本文:
------------------------------------------------------------------------
南京金魚香合(清朝初期)
今回は「きんぎょ。」です。文学金魚で「言葉と骨董」の連載をさせてもらっているからではないと思うのだが、これまで金魚の美術品について二回書いている。「江戸ガラスの金魚玉」と「アロン・サイス陶展「文学金魚」」である。わたくし、どうも金魚が好きみたいです。知らんけど。
日本で金魚と言えば縁日の金魚すくいのイメージである。赤い小魚という感じの金魚をすくってビニール袋に入れてもらって持ち帰るのだが、数日で死んでしまうことが多い。縁日の金魚は大勢の人につつかれ、追いかけまわされて弱っているのが最大の原因だ。そのうえ腹が減っている。縁日に出荷する前には水が濁らないようエサを減らして糞の量を減らすからだ。
比較的元気そうな金魚を持ち帰っても飼い方がわからなくて死なせてしまうことが多い。しかしちゃんと水槽に入れエサを適量与えてやるとけっこう長生きする。カウントしていなかったが子どもの頃縁日ですくった金魚は古い火鉢の中で五年は生きていた。七、八センチだったのが十五センチくらいまで大きくなるヤツもいます。ちなみにヒヨコも釣ったことがある。すくすく育ってニワトリになりました。毎朝コケコッコーと庭の鳥籠の中で絶叫するので困った。オスだったけど。
例によって金魚は中国から日本にもたらされた。金魚文は本場中国では吉祥、目出度模様である。チベット仏教の八宝(八吉祥)に蓮華などと並んで金魚が含まれているのはよく知られている。中国では正月に新しい年を祝い、魔除けの意味も込めて壁に年画と呼ばれる絵を飾る行事があるが金魚の画も人気だった。中国語で金魚はチンユイで金餘と同じ発音なので縁起物にうってつけなのである。煌びやかでピチピチしていて元気、多産でお金儲けにもご利益がありそうというのが人気の理由である。
金魚の出現は古い。一説によると三国時代の魏から西晋にかけての政治家で文人の張華(二三二~三〇〇年)著の『博物誌』が文献上の金魚初出だという。今から一七〇〇年前には金魚は存在していたことになる。これについては異論があるが、北宋時代に金魚池があったという記録もあり千年以上の歴史があるのは間違いない。
------------------------------------------------------------------------
要件:
1 – 本文によると、中国語の「金魚(チンユイ)」は何という語と同じ発音ですか。
2 – 本文に書かれている理由に基づき、縁日の金魚が腹を減らしているのはなぜかを一〜三文で説明してください。

記録:
------------------------------------------------------------------------
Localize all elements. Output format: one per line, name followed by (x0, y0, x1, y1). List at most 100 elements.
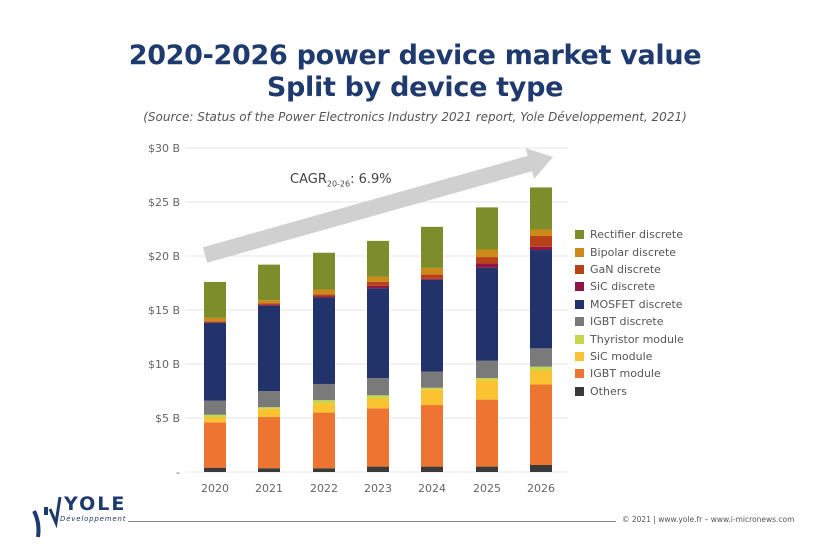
bar-segment-sic-discrete (204, 322, 226, 323)
legend-item: MOSFET discrete (575, 296, 684, 313)
bar-segment-gan-discrete (313, 294, 335, 297)
logo-subtitle: Développement (60, 515, 127, 523)
bar-stack-2024 (421, 226, 443, 472)
legend-swatch (575, 264, 584, 274)
legend: Rectifier discrete Bipolar discrete GaN di… (575, 226, 684, 400)
bar-segment-sic-discrete (530, 246, 552, 251)
bar-segment-bipolar-discrete (367, 276, 389, 282)
bar-segment-sic-discrete (367, 285, 389, 289)
y-tick-label: - (176, 466, 180, 479)
bar-stack-2025 (476, 207, 498, 472)
legend-swatch (575, 386, 584, 396)
x-tick-label: 2020 (201, 482, 229, 495)
bar-segment-igbt-module (204, 422, 226, 468)
legend-label: IGBT module (590, 367, 661, 381)
bar-segment-others (530, 464, 552, 472)
bar-segment-bipolar-discrete (421, 267, 443, 275)
bar-segment-rectifier-discrete (204, 281, 226, 318)
bar-segment-mosfet-discrete (421, 279, 443, 372)
bar-segment-sic-discrete (258, 304, 280, 306)
legend-label: Rectifier discrete (590, 228, 683, 242)
x-tick-label: 2025 (473, 482, 501, 495)
bar-segment-thyristor-module (530, 366, 552, 371)
legend-swatch (575, 299, 584, 309)
bar-segment-others (476, 466, 498, 472)
bar-segment-igbt-module (476, 399, 498, 467)
bar-segment-others (258, 468, 280, 472)
x-tick-label: 2022 (310, 482, 338, 495)
x-tick-label: 2026 (527, 482, 555, 495)
bar-segment-bipolar-discrete (258, 300, 280, 304)
bar-stack-2023 (367, 240, 389, 472)
bar-segment-thyristor-module (421, 387, 443, 390)
bar-segment-gan-discrete (476, 257, 498, 264)
legend-label: Others (590, 384, 627, 398)
legend-swatch (575, 317, 584, 327)
legend-swatch (575, 282, 584, 292)
bar-segment-sic-module (421, 389, 443, 406)
bar-segment-sic-discrete (313, 296, 335, 298)
yole-logo-icon (32, 496, 62, 538)
x-tick-label: 2021 (255, 482, 283, 495)
bar-segment-mosfet-discrete (476, 267, 498, 361)
bar-segment-bipolar-discrete (204, 317, 226, 322)
y-axis-ticks: - $5 B $10 B $15 B $20 B $25 B $30 B (148, 142, 180, 479)
bar-segment-sic-module (476, 380, 498, 400)
bar-segment-rectifier-discrete (530, 187, 552, 230)
bar-segment-rectifier-discrete (258, 264, 280, 301)
legend-item: Bipolar discrete (575, 243, 684, 260)
y-tick-label: $10 B (148, 358, 180, 371)
cagr-arrow-icon (202, 148, 554, 263)
bar-segment-bipolar-discrete (313, 289, 335, 295)
bar-segment-gan-discrete (258, 303, 280, 305)
legend-swatch (575, 334, 584, 344)
legend-label: MOSFET discrete (590, 297, 683, 311)
bar-segment-thyristor-module (313, 400, 335, 404)
bar-segment-igbt-module (313, 412, 335, 469)
bar-segment-bipolar-discrete (530, 229, 552, 237)
legend-label: SiC module (590, 349, 653, 363)
y-tick-label: $30 B (148, 142, 180, 155)
bar-stack-2020 (204, 281, 226, 472)
bar-segment-rectifier-discrete (313, 252, 335, 290)
bar-segment-igbt-discrete (313, 383, 335, 401)
legend-item: IGBT module (575, 365, 684, 382)
bar-segment-mosfet-discrete (204, 322, 226, 401)
bars (204, 187, 552, 472)
y-tick-label: $15 B (148, 304, 180, 317)
bar-segment-gan-discrete (204, 321, 226, 323)
legend-label: SiC discrete (590, 280, 656, 294)
bar-segment-igbt-module (530, 384, 552, 465)
legend-item: IGBT discrete (575, 313, 684, 330)
legend-swatch (575, 351, 584, 361)
bar-segment-igbt-discrete (476, 360, 498, 379)
bar-segment-igbt-module (367, 408, 389, 467)
bar-segment-sic-module (367, 398, 389, 409)
bar-segment-igbt-discrete (421, 371, 443, 388)
cagr-annotation: CAGR20-26: 6.9% (290, 172, 392, 189)
chart-title-line2: Split by device type (266, 72, 564, 103)
legend-label: IGBT discrete (590, 315, 664, 329)
bar-segment-thyristor-module (476, 378, 498, 381)
bar-segment-mosfet-discrete (530, 250, 552, 349)
bar-segment-sic-discrete (421, 278, 443, 280)
legend-label: Thyristor module (590, 332, 684, 346)
bar-segment-sic-module (313, 403, 335, 413)
bar-segment-others (367, 466, 389, 472)
cagr-prefix: CAGR (290, 172, 327, 187)
bar-segment-thyristor-module (204, 414, 226, 418)
bar-segment-thyristor-module (367, 395, 389, 399)
footer-copyright: © 2021 | www.yole.fr – www.i-micronews.c… (622, 515, 795, 524)
chart-title-line1: 2020-2026 power device market value (128, 40, 702, 71)
legend-item: Others (575, 383, 684, 400)
x-tick-label: 2024 (418, 482, 446, 495)
chart-source: (Source: Status of the Power Electronics… (143, 110, 687, 124)
bar-segment-mosfet-discrete (258, 305, 280, 391)
bar-stack-2022 (313, 252, 335, 472)
bar-segment-others (421, 466, 443, 472)
bar-stack-2026 (530, 187, 552, 472)
y-tick-label: $5 B (155, 412, 180, 425)
legend-item: SiC module (575, 348, 684, 365)
legend-item: SiC discrete (575, 278, 684, 295)
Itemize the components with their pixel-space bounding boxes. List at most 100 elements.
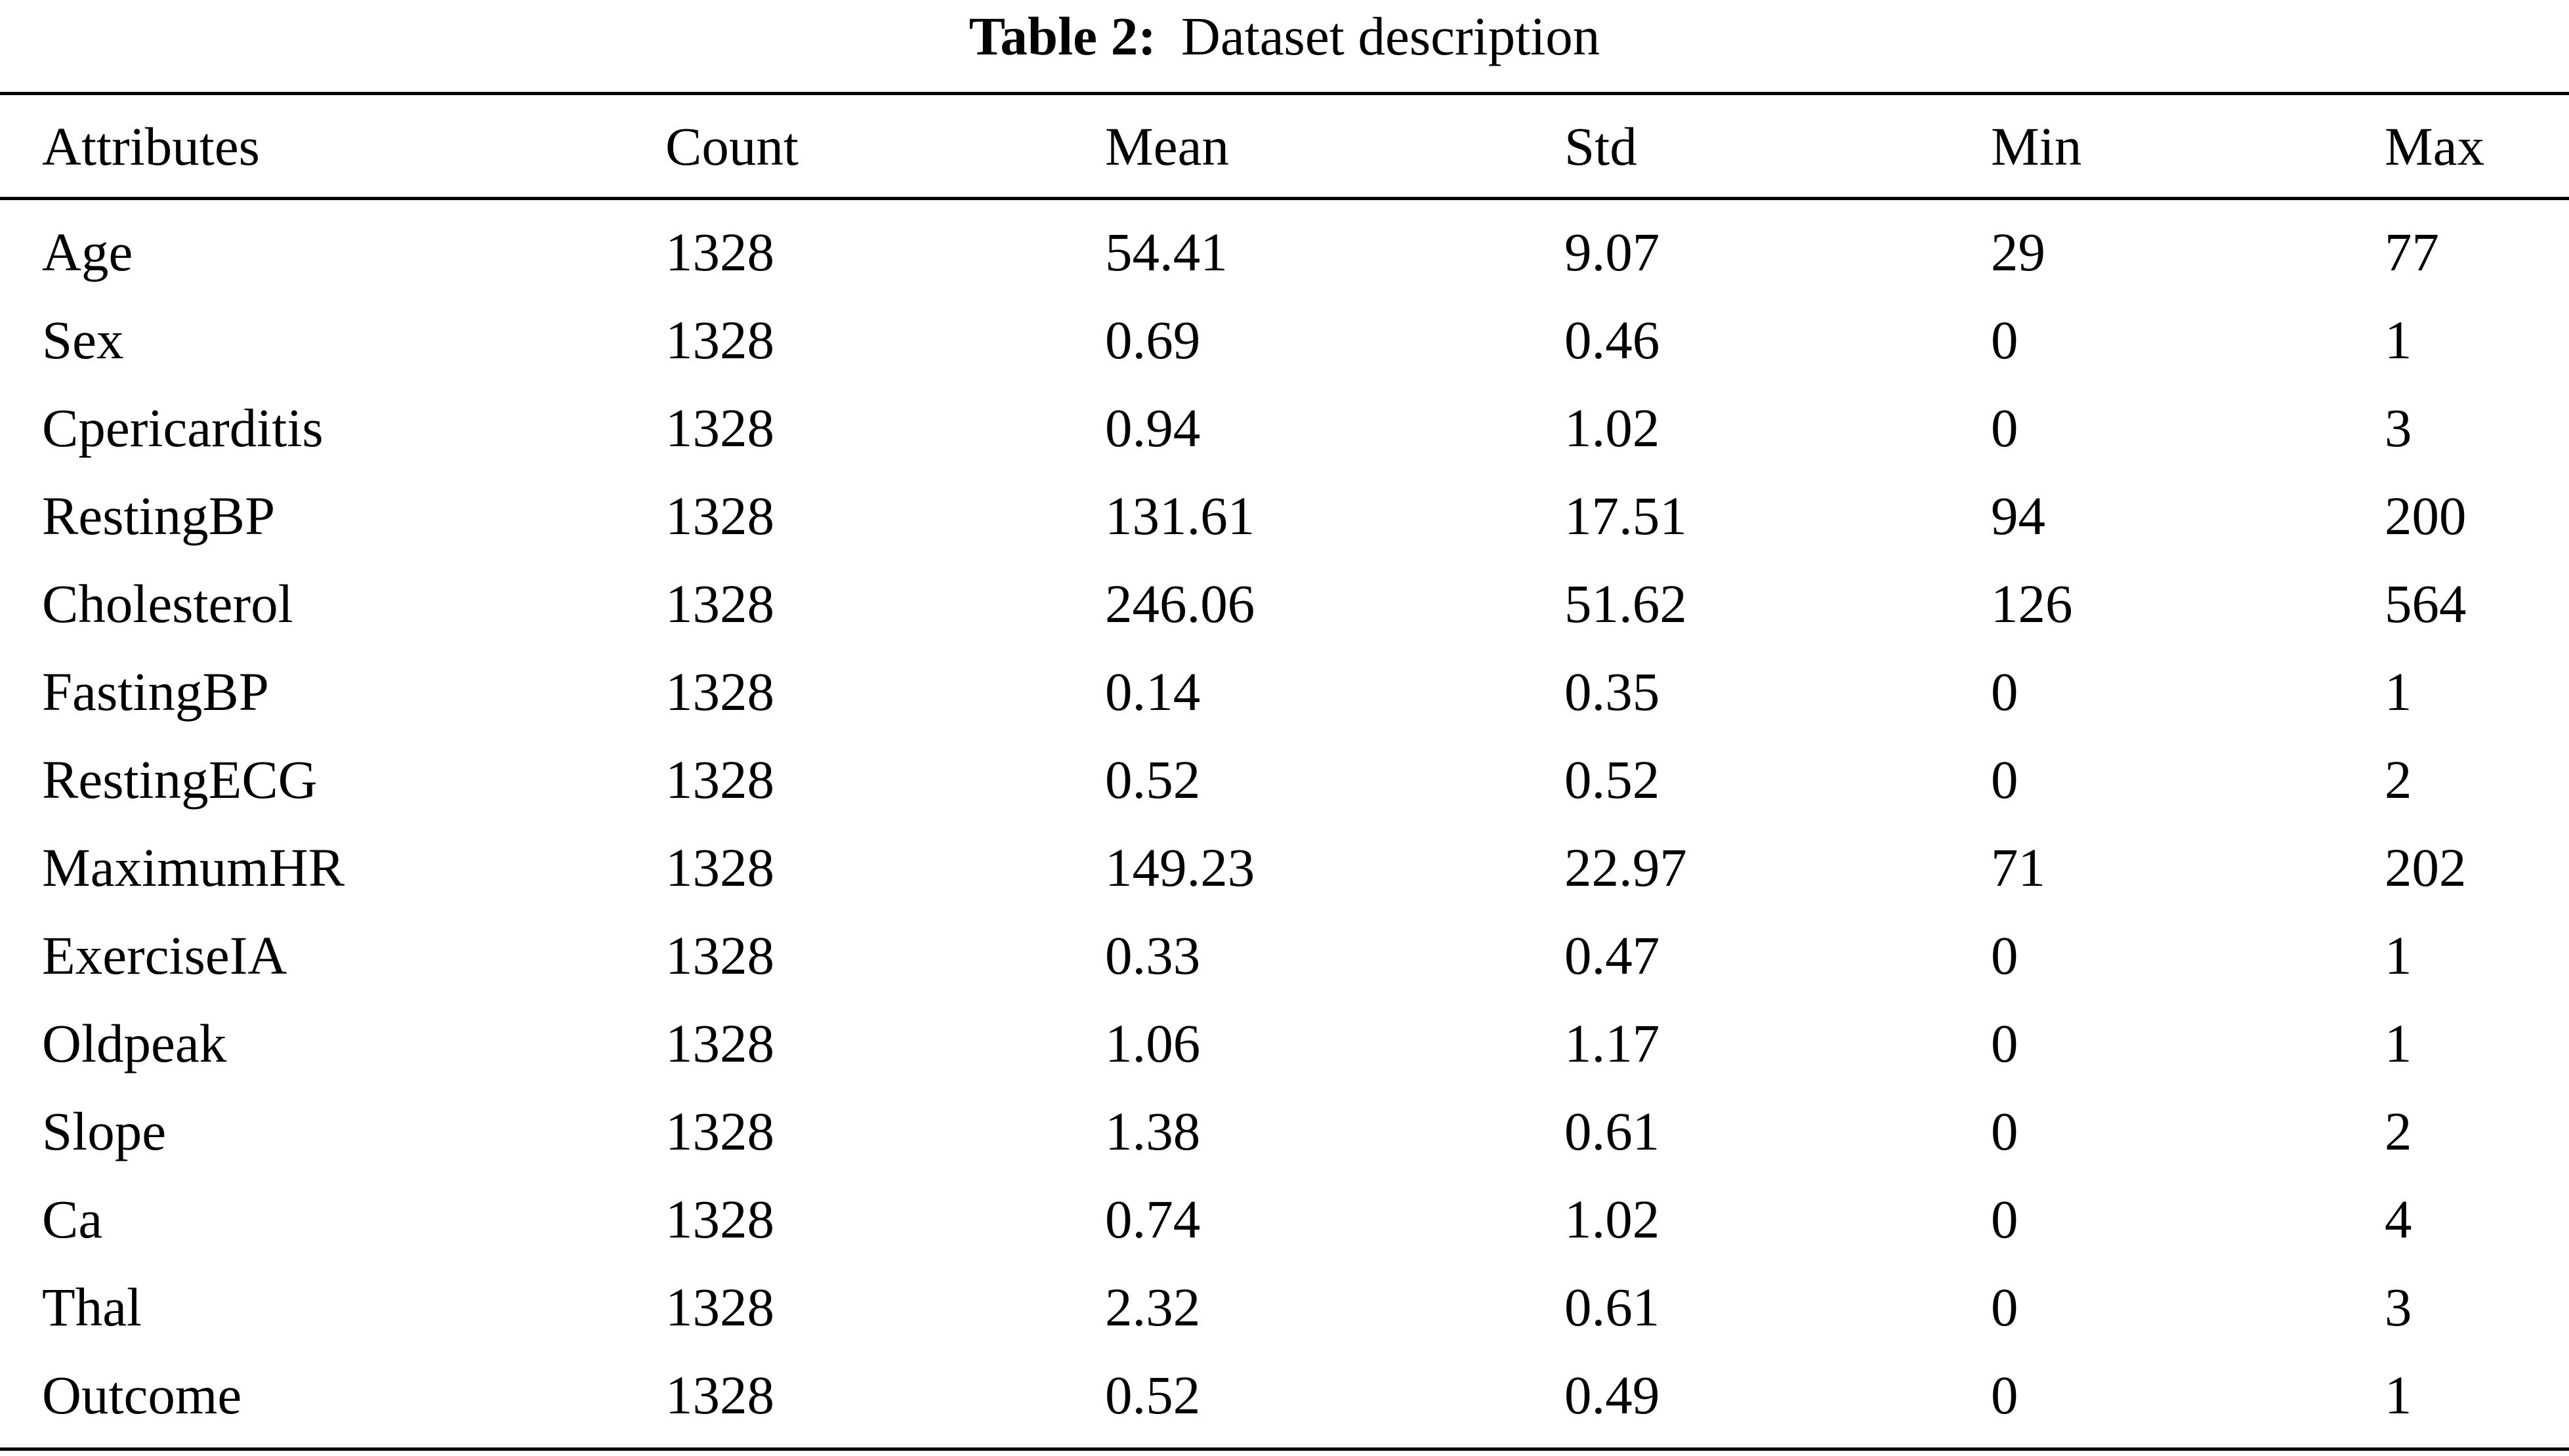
column-header-count: Count bbox=[665, 116, 799, 177]
table-cell-mean: 131.61 bbox=[1105, 486, 1255, 546]
table-cell-mean: 0.14 bbox=[1105, 661, 1201, 722]
table-cell-std: 17.51 bbox=[1564, 486, 1687, 546]
table-cell-min: 0 bbox=[1991, 398, 2018, 458]
table-cell-max: 564 bbox=[2385, 573, 2467, 634]
table-cell-min: 0 bbox=[1991, 925, 2018, 986]
table-cell-attribute: Age bbox=[42, 222, 133, 282]
table-cell-max: 77 bbox=[2385, 222, 2439, 282]
table-cell-std: 51.62 bbox=[1564, 573, 1687, 634]
table-row: Sex 1328 0.69 0.46 0 1 bbox=[0, 296, 2569, 384]
table-cell-attribute: Thal bbox=[42, 1277, 142, 1337]
table-cell-mean: 0.52 bbox=[1105, 749, 1201, 810]
table-row: RestingBP 1328 131.61 17.51 94 200 bbox=[0, 472, 2569, 560]
table-cell-min: 0 bbox=[1991, 310, 2018, 370]
table-cell-count: 1328 bbox=[665, 1365, 774, 1425]
table-row: MaximumHR 1328 149.23 22.97 71 202 bbox=[0, 823, 2569, 911]
table-cell-min: 0 bbox=[1991, 1189, 2018, 1249]
table-cell-mean: 1.38 bbox=[1105, 1101, 1201, 1161]
table-cell-mean: 0.69 bbox=[1105, 310, 1201, 370]
table-row: Age 1328 54.41 9.07 29 77 bbox=[0, 208, 2569, 296]
table-row: Cholesterol 1328 246.06 51.62 126 564 bbox=[0, 560, 2569, 648]
table-row: FastingBP 1328 0.14 0.35 0 1 bbox=[0, 648, 2569, 736]
table-title: Dataset description bbox=[1180, 5, 1600, 66]
table-cell-std: 0.49 bbox=[1564, 1365, 1660, 1425]
table-cell-attribute: Outcome bbox=[42, 1365, 242, 1425]
table-cell-attribute: Ca bbox=[42, 1189, 103, 1249]
table-cell-min: 71 bbox=[1991, 837, 2045, 898]
table-cell-count: 1328 bbox=[665, 486, 774, 546]
table-row: Cpericarditis 1328 0.94 1.02 0 3 bbox=[0, 384, 2569, 472]
table-bottom-rule bbox=[0, 1447, 2569, 1451]
table-row: ExerciseIA 1328 0.33 0.47 0 1 bbox=[0, 911, 2569, 999]
table-cell-std: 9.07 bbox=[1564, 222, 1660, 282]
table-cell-count: 1328 bbox=[665, 661, 774, 722]
table-cell-std: 0.47 bbox=[1564, 925, 1660, 986]
table-cell-min: 126 bbox=[1991, 573, 2073, 634]
table-cell-attribute: Oldpeak bbox=[42, 1013, 227, 1073]
table-cell-std: 22.97 bbox=[1564, 837, 1687, 898]
table-cell-attribute: RestingBP bbox=[42, 486, 276, 546]
column-header-attributes: Attributes bbox=[42, 116, 260, 177]
table-cell-min: 94 bbox=[1991, 486, 2045, 546]
table-cell-max: 1 bbox=[2385, 1013, 2412, 1073]
table-cell-mean: 149.23 bbox=[1105, 837, 1255, 898]
table-cell-std: 1.02 bbox=[1564, 398, 1660, 458]
table-cell-max: 3 bbox=[2385, 398, 2412, 458]
table-cell-std: 1.17 bbox=[1564, 1013, 1660, 1073]
table-cell-max: 1 bbox=[2385, 310, 2412, 370]
table-cell-mean: 246.06 bbox=[1105, 573, 1255, 634]
table-cell-max: 200 bbox=[2385, 486, 2467, 546]
table-cell-attribute: Sex bbox=[42, 310, 124, 370]
table-cell-std: 0.46 bbox=[1564, 310, 1660, 370]
table-cell-mean: 0.74 bbox=[1105, 1189, 1201, 1249]
table-cell-max: 1 bbox=[2385, 661, 2412, 722]
table-header-row: Attributes Count Mean Std Min Max bbox=[0, 102, 2569, 190]
table-cell-attribute: FastingBP bbox=[42, 661, 269, 722]
table-cell-std: 1.02 bbox=[1564, 1189, 1660, 1249]
table-cell-mean: 0.33 bbox=[1105, 925, 1201, 986]
table-cell-mean: 0.52 bbox=[1105, 1365, 1201, 1425]
table-header-rule bbox=[0, 197, 2569, 200]
table-cell-count: 1328 bbox=[665, 398, 774, 458]
table-cell-count: 1328 bbox=[665, 837, 774, 898]
table-cell-max: 3 bbox=[2385, 1277, 2412, 1337]
table-cell-std: 0.35 bbox=[1564, 661, 1660, 722]
column-header-std: Std bbox=[1564, 116, 1637, 177]
table-row: Oldpeak 1328 1.06 1.17 0 1 bbox=[0, 999, 2569, 1087]
table-cell-min: 0 bbox=[1991, 749, 2018, 810]
table-caption: Table 2: Dataset description bbox=[0, 0, 2569, 72]
table-cell-min: 0 bbox=[1991, 661, 2018, 722]
table-cell-mean: 54.41 bbox=[1105, 222, 1228, 282]
table-cell-mean: 0.94 bbox=[1105, 398, 1201, 458]
table-cell-count: 1328 bbox=[665, 1189, 774, 1249]
table-cell-attribute: Cholesterol bbox=[42, 573, 293, 634]
table-cell-min: 29 bbox=[1991, 222, 2045, 282]
table-cell-attribute: RestingECG bbox=[42, 749, 318, 810]
column-header-mean: Mean bbox=[1105, 116, 1229, 177]
table-cell-count: 1328 bbox=[665, 222, 774, 282]
table-cell-count: 1328 bbox=[665, 1277, 774, 1337]
table-cell-min: 0 bbox=[1991, 1101, 2018, 1161]
table-cell-attribute: Slope bbox=[42, 1101, 167, 1161]
table-cell-count: 1328 bbox=[665, 925, 774, 986]
column-header-max: Max bbox=[2385, 116, 2485, 177]
table-cell-count: 1328 bbox=[665, 310, 774, 370]
table-cell-std: 0.61 bbox=[1564, 1277, 1660, 1337]
table-cell-max: 1 bbox=[2385, 1365, 2412, 1425]
table-row: Thal 1328 2.32 0.61 0 3 bbox=[0, 1263, 2569, 1351]
table-cell-count: 1328 bbox=[665, 573, 774, 634]
table-cell-attribute: MaximumHR bbox=[42, 837, 345, 898]
table-cell-max: 2 bbox=[2385, 1101, 2412, 1161]
table-cell-count: 1328 bbox=[665, 749, 774, 810]
table-top-rule bbox=[0, 92, 2569, 95]
table-row: Slope 1328 1.38 0.61 0 2 bbox=[0, 1087, 2569, 1175]
table-cell-max: 202 bbox=[2385, 837, 2467, 898]
table-cell-mean: 1.06 bbox=[1105, 1013, 1201, 1073]
table-number: Table 2: bbox=[969, 5, 1156, 66]
table-row: Outcome 1328 0.52 0.49 0 1 bbox=[0, 1351, 2569, 1439]
table-cell-min: 0 bbox=[1991, 1365, 2018, 1425]
table-cell-min: 0 bbox=[1991, 1013, 2018, 1073]
table-cell-attribute: Cpericarditis bbox=[42, 398, 324, 458]
table-cell-max: 1 bbox=[2385, 925, 2412, 986]
table-cell-std: 0.52 bbox=[1564, 749, 1660, 810]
------------------------------------------------------------------------
課題ごとの解答:
1 – 「金餘」と同じ発音です。

2 – 縁日に出荷する前に、水が濁らないようにエサを減らし、糞の量を少なくするからです。